[Data records]
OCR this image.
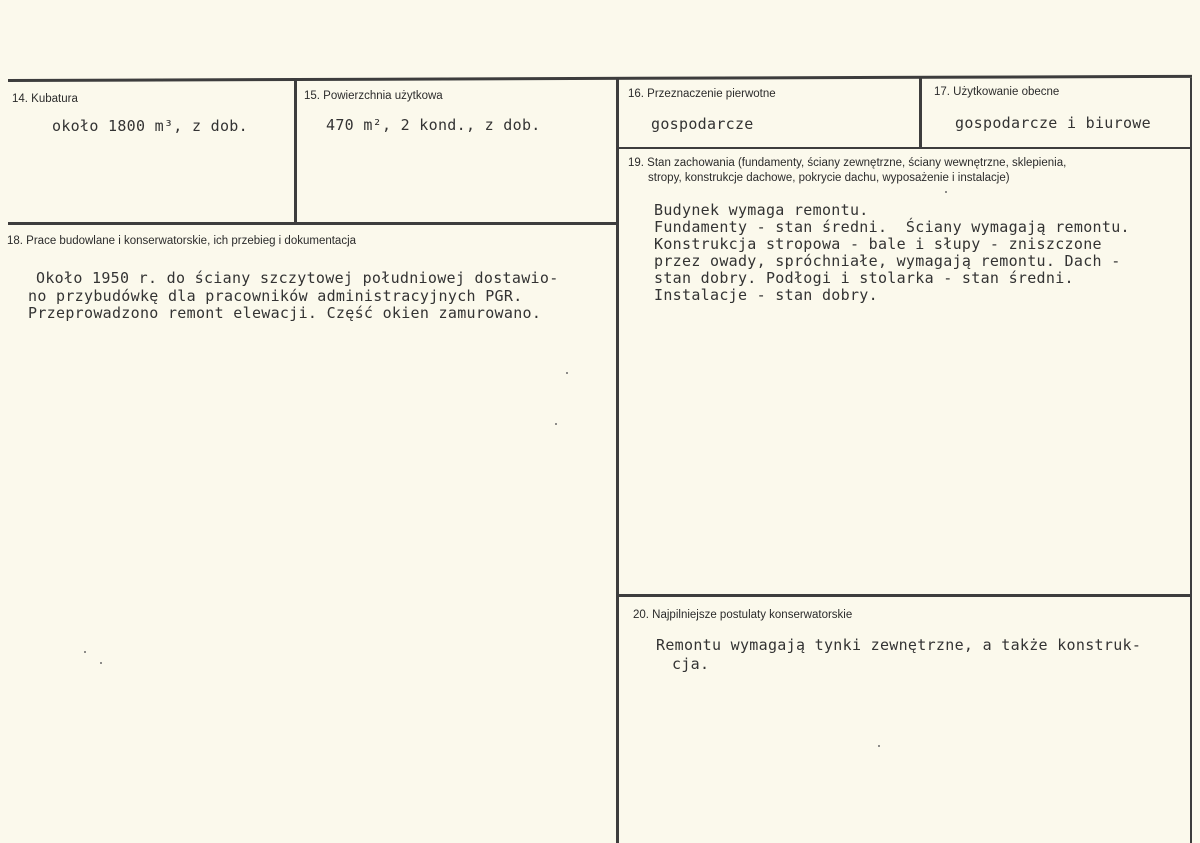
14. Kubatura
około 1800 m³, z dob.
15. Powierzchnia użytkowa
470 m², 2 kond., z dob.
16. Przeznaczenie pierwotne
gospodarcze
17. Użytkowanie obecne
gospodarcze i biurowe
18. Prace budowlane i konserwatorskie, ich przebieg i dokumentacja
Około 1950 r. do ściany szczytowej południowej dostawio-
no przybudówkę dla pracowników administracyjnych PGR.
Przeprowadzono remont elewacji. Część okien zamurowano.
19. Stan zachowania (fundamenty, ściany zewnętrzne, ściany wewnętrzne, sklepienia,
stropy, konstrukcje dachowe, pokrycie dachu, wyposażenie i instalacje)
Budynek wymaga remontu.
Fundamenty - stan średni.  Ściany wymagają remontu.
Konstrukcja stropowa - bale i słupy - zniszczone
przez owady, spróchniałe, wymagają remontu. Dach -
stan dobry. Podłogi i stolarka - stan średni.
Instalacje - stan dobry.
20. Najpilniejsze postulaty konserwatorskie
Remontu wymagają tynki zewnętrzne, a także konstruk-
cja.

Aim of the exercise
Find the count of lines in the data above where the string "średni" occurs. Provide that number alone.

Worked answer
2